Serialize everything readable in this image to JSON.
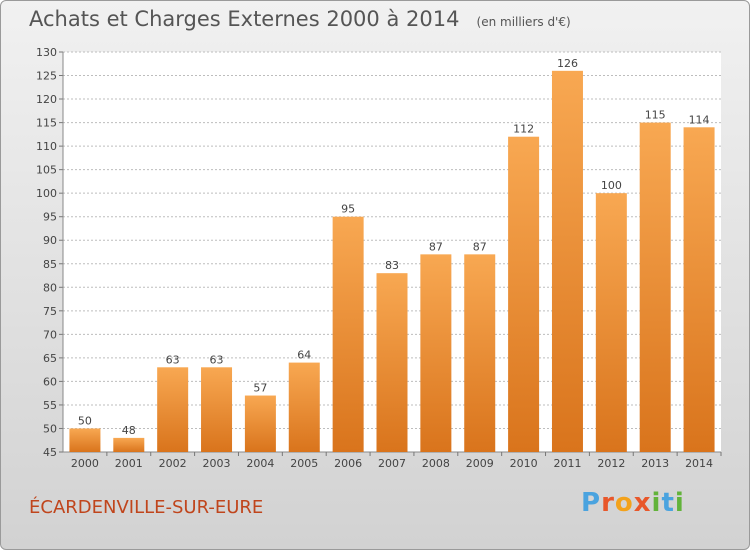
{
  "title": "Achats et Charges Externes 2000 à 2014",
  "unit": "(en milliers d'€)",
  "commune": "ÉCARDENVILLE-SUR-EURE",
  "logo": [
    "P",
    "r",
    "o",
    "x",
    "i",
    "t",
    "i"
  ],
  "colors": {
    "bar_light": "#f8a852",
    "bar_dark": "#d9741c",
    "commune_text": "#c0451c",
    "title_text": "#555555"
  },
  "chart_data": {
    "type": "bar",
    "title": "Achats et Charges Externes 2000 à 2014",
    "subtitle": "(en milliers d'€)",
    "categories": [
      "2000",
      "2001",
      "2002",
      "2003",
      "2004",
      "2005",
      "2006",
      "2007",
      "2008",
      "2009",
      "2010",
      "2011",
      "2012",
      "2013",
      "2014"
    ],
    "values": [
      50,
      48,
      63,
      63,
      57,
      64,
      95,
      83,
      87,
      87,
      112,
      126,
      100,
      115,
      114
    ],
    "ylim": [
      45,
      130
    ],
    "yticks": [
      45,
      50,
      55,
      60,
      65,
      70,
      75,
      80,
      85,
      90,
      95,
      100,
      105,
      110,
      115,
      120,
      125,
      130
    ],
    "grid": true,
    "data_labels": true
  }
}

##############################

Wherever the word "Charges" occurs in a line of the listing, copy that line.

  "title": "Achats et Charges Externes 2000 à 2014",
    "title": "Achats et Charges Externes 2000 à 2014",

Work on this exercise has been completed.